━━━ Listed entries ━━━
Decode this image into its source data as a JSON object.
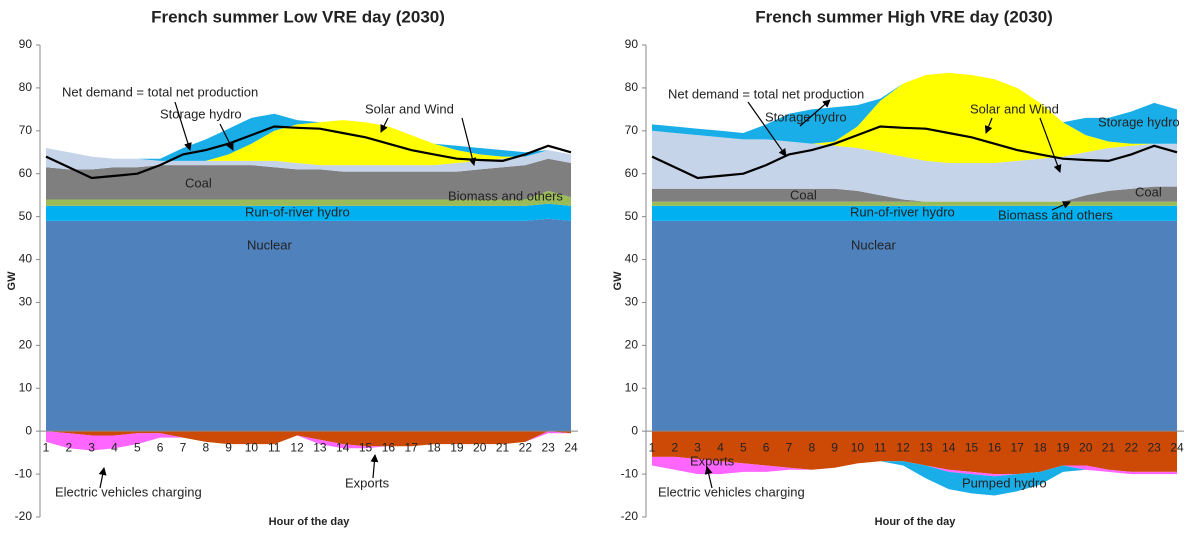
{
  "chart_data": [
    {
      "type": "area",
      "title": "French summer Low VRE day (2030)",
      "ylabel": "GW",
      "xlabel": "Hour of the day",
      "categories": [
        "1",
        "2",
        "3",
        "4",
        "5",
        "6",
        "7",
        "8",
        "9",
        "10",
        "11",
        "12",
        "13",
        "14",
        "15",
        "16",
        "17",
        "18",
        "19",
        "20",
        "21",
        "22",
        "23",
        "24"
      ],
      "ylim": [
        -20,
        90
      ],
      "yticks": [
        -20,
        -10,
        0,
        10,
        20,
        30,
        40,
        50,
        60,
        70,
        80,
        90
      ],
      "series": [
        {
          "name": "Nuclear",
          "color": "#4f81bd",
          "values": [
            49,
            49,
            49,
            49,
            49,
            49,
            49,
            49,
            49,
            49,
            49,
            49,
            49,
            49,
            49,
            49,
            49,
            49,
            49,
            49,
            49,
            49,
            49.5,
            49
          ]
        },
        {
          "name": "Run-of-river hydro",
          "color": "#00b0f0",
          "values": [
            3.5,
            3.5,
            3.5,
            3.5,
            3.5,
            3.5,
            3.5,
            3.5,
            3.5,
            3.5,
            3.5,
            3.5,
            3.5,
            3.5,
            3.5,
            3.5,
            3.5,
            3.5,
            3.5,
            3.5,
            3.5,
            3.5,
            3.5,
            3.5
          ]
        },
        {
          "name": "Biomass and others",
          "color": "#9bbb59",
          "values": [
            1.5,
            1.5,
            1.5,
            1.5,
            1.5,
            1.5,
            1.5,
            1.5,
            1.5,
            1.5,
            1.5,
            1.5,
            1.5,
            1.5,
            1.5,
            1.5,
            1.5,
            1.5,
            1.5,
            1.5,
            1.5,
            1.5,
            3,
            2
          ]
        },
        {
          "name": "Coal",
          "color": "#7f7f7f",
          "values": [
            7.5,
            7,
            7,
            7.5,
            7.5,
            8,
            8,
            8,
            8,
            8,
            7.5,
            7,
            7,
            6.5,
            6.5,
            6.5,
            6.5,
            6.5,
            6.5,
            7,
            7.5,
            8,
            7.5,
            8
          ]
        },
        {
          "color": "#c6d4ea",
          "values": [
            4.5,
            4,
            3,
            2,
            2,
            1,
            1,
            1,
            1,
            1,
            1.5,
            1.5,
            1,
            1.5,
            1.5,
            1.5,
            1.5,
            1.5,
            2,
            2,
            2,
            2,
            2,
            2
          ]
        },
        {
          "name": "Solar and Wind",
          "color": "#ffff00",
          "values": [
            0,
            0,
            0,
            0,
            0,
            0,
            0,
            0,
            1.5,
            4,
            7,
            9,
            10,
            10.5,
            10,
            9,
            7,
            5,
            3,
            1.5,
            0.5,
            0,
            0,
            0
          ]
        },
        {
          "name": "Storage hydro",
          "color": "#1aaee8",
          "values": [
            0,
            0,
            0,
            0,
            0,
            0.5,
            3,
            5,
            6,
            6,
            4,
            1,
            0,
            0,
            0,
            0,
            0,
            0,
            1,
            1.5,
            1.5,
            1,
            0,
            0
          ]
        },
        {
          "name": "Exports",
          "color": "#cc4a06",
          "values": [
            0,
            -0.5,
            -1,
            -1,
            -0.5,
            -0.5,
            -1.5,
            -2.5,
            -3,
            -3,
            -3,
            -1,
            -2,
            -3,
            -3.5,
            -3.5,
            -3.5,
            -3,
            -3,
            -3,
            -3,
            -2.5,
            0,
            -0.5
          ]
        },
        {
          "name": "Electric vehicles charging",
          "color": "#ff66ff",
          "values": [
            -2.5,
            -3.5,
            -3.5,
            -3,
            -2.5,
            -1,
            0,
            0,
            0,
            0,
            0,
            0,
            -1,
            -1,
            -0.5,
            0,
            0,
            0,
            0,
            0,
            0,
            0,
            -0.5,
            0
          ]
        }
      ],
      "line": {
        "name": "Net demand = total net production",
        "color": "#000000",
        "values": [
          64,
          61.5,
          59,
          59.5,
          60,
          62,
          64.5,
          65.5,
          67,
          69,
          71,
          70.7,
          70.5,
          69.5,
          68.5,
          67,
          65.5,
          64.5,
          63.5,
          63.2,
          63,
          64.5,
          66.5,
          65
        ]
      }
    },
    {
      "type": "area",
      "title": "French summer High VRE day (2030)",
      "ylabel": "GW",
      "xlabel": "Hour of the day",
      "categories": [
        "1",
        "2",
        "3",
        "4",
        "5",
        "6",
        "7",
        "8",
        "9",
        "10",
        "11",
        "12",
        "13",
        "14",
        "15",
        "16",
        "17",
        "18",
        "19",
        "20",
        "21",
        "22",
        "23",
        "24"
      ],
      "ylim": [
        -20,
        90
      ],
      "yticks": [
        -20,
        -10,
        0,
        10,
        20,
        30,
        40,
        50,
        60,
        70,
        80,
        90
      ],
      "series": [
        {
          "name": "Nuclear",
          "color": "#4f81bd",
          "values": [
            49,
            49,
            49,
            49,
            49,
            49,
            49,
            49,
            49,
            49,
            49,
            49,
            49,
            49,
            49,
            49,
            49,
            49,
            49,
            49,
            49,
            49,
            49,
            49
          ]
        },
        {
          "name": "Run-of-river hydro",
          "color": "#00b0f0",
          "values": [
            3.5,
            3.5,
            3.5,
            3.5,
            3.5,
            3.5,
            3.5,
            3.5,
            3.5,
            3.5,
            3.5,
            3.5,
            3.5,
            3.5,
            3.5,
            3.5,
            3.5,
            3.5,
            3.5,
            3.5,
            3.5,
            3.5,
            3.5,
            3.5
          ]
        },
        {
          "name": "Biomass and others",
          "color": "#9bbb59",
          "values": [
            1,
            1,
            1,
            1,
            1,
            1,
            1,
            1,
            1,
            1,
            1,
            1,
            1,
            1,
            1,
            1,
            1,
            1,
            1,
            1,
            1,
            1,
            1,
            1
          ]
        },
        {
          "name": "Coal",
          "color": "#7f7f7f",
          "values": [
            3,
            3,
            3,
            3,
            3,
            3,
            3,
            3,
            3,
            2.5,
            1.5,
            0.5,
            0,
            0,
            0,
            0,
            0,
            0,
            0,
            1.5,
            2.5,
            3,
            3.5,
            3.5
          ]
        },
        {
          "color": "#c6d4ea",
          "values": [
            13.5,
            13,
            12.5,
            12,
            11.5,
            11.5,
            11,
            10.5,
            10,
            10,
            10,
            10,
            9.5,
            9,
            9,
            9,
            9.5,
            10,
            10.5,
            10,
            10,
            10,
            10,
            10
          ]
        },
        {
          "name": "Solar and Wind",
          "color": "#ffff00",
          "values": [
            0,
            0,
            0,
            0,
            0,
            0,
            0,
            0,
            1,
            5,
            12,
            17,
            20,
            21,
            20.5,
            19.5,
            17,
            13,
            8,
            4,
            1.5,
            0.5,
            0,
            0
          ]
        },
        {
          "name": "Storage hydro",
          "color": "#1aaee8",
          "values": [
            1.5,
            1.5,
            1.5,
            1.5,
            1.5,
            3.5,
            6.5,
            8,
            8,
            5,
            0.5,
            0,
            0,
            0,
            0,
            0,
            0,
            0,
            0,
            4,
            5.5,
            7.5,
            9.5,
            8
          ]
        },
        {
          "name": "Exports",
          "color": "#cc4a06",
          "values": [
            -6,
            -6,
            -6.5,
            -7,
            -7.5,
            -8,
            -8.5,
            -9,
            -8.5,
            -7.5,
            -7,
            -7,
            -8,
            -9,
            -9.5,
            -10,
            -10,
            -9.5,
            -8,
            -8,
            -9,
            -9.5,
            -9.5,
            -9.5
          ]
        },
        {
          "name": "Electric vehicles charging",
          "color": "#ff66ff",
          "values": [
            -2,
            -3,
            -3.5,
            -3,
            -2,
            -1.5,
            -0.5,
            0,
            0,
            0,
            0,
            0,
            0,
            -0.5,
            -0.5,
            -0.5,
            0,
            0,
            0,
            -1,
            -0.5,
            -0.5,
            -0.5,
            -0.5
          ]
        },
        {
          "name": "Pumped hydro",
          "color": "#1aaee8",
          "values": [
            0,
            0,
            0,
            0,
            0,
            0,
            0,
            0,
            0,
            0,
            0,
            -1,
            -3,
            -4,
            -4.5,
            -4.5,
            -4,
            -3,
            -1.5,
            0,
            0,
            0,
            0,
            0
          ]
        }
      ],
      "line": {
        "name": "Net demand = total net production",
        "color": "#000000",
        "values": [
          64,
          61.5,
          59,
          59.5,
          60,
          62,
          64.5,
          65.5,
          67,
          69,
          71,
          70.7,
          70.5,
          69.5,
          68.5,
          67,
          65.5,
          64.5,
          63.5,
          63.2,
          63,
          64.5,
          66.5,
          65
        ]
      }
    }
  ]
}
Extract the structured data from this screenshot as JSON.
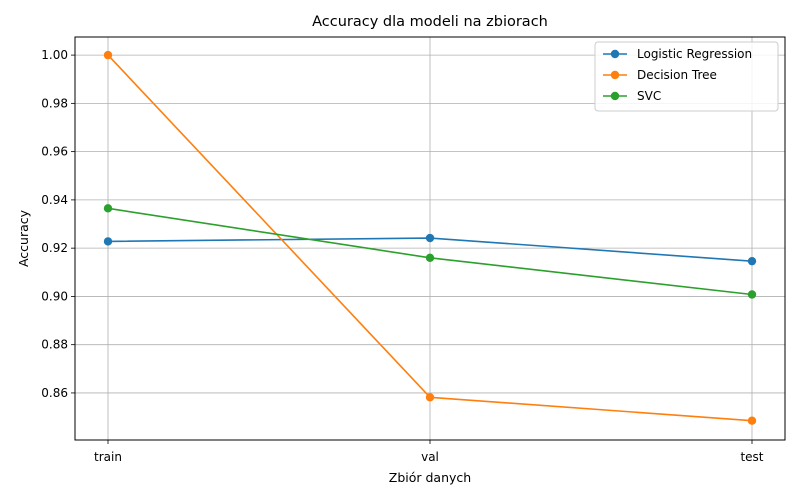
{
  "chart_data": {
    "type": "line",
    "title": "Accuracy dla modeli na zbiorach",
    "xlabel": "Zbiór danych",
    "ylabel": "Accuracy",
    "categories": [
      "train",
      "val",
      "test"
    ],
    "ylim": [
      0.8405,
      1.0075
    ],
    "yticks": [
      0.86,
      0.88,
      0.9,
      0.92,
      0.94,
      0.96,
      0.98,
      1.0
    ],
    "ytick_labels": [
      "0.86",
      "0.88",
      "0.90",
      "0.92",
      "0.94",
      "0.96",
      "0.98",
      "1.00"
    ],
    "grid": true,
    "legend_position": "top-right",
    "series": [
      {
        "name": "Logistic Regression",
        "color": "#1f77b4",
        "values": [
          0.9228,
          0.9242,
          0.9146
        ]
      },
      {
        "name": "Decision Tree",
        "color": "#ff7f0e",
        "values": [
          1.0,
          0.8582,
          0.8485
        ]
      },
      {
        "name": "SVC",
        "color": "#2ca02c",
        "values": [
          0.9365,
          0.916,
          0.9008
        ]
      }
    ]
  }
}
━━━
#### What to produce:
Read the entries and pick out all lines that include the word "JSON".

#### Result for this exercise:
Decode this image into its source data as a JSON object.
Extract the structured data from this screenshot as JSON.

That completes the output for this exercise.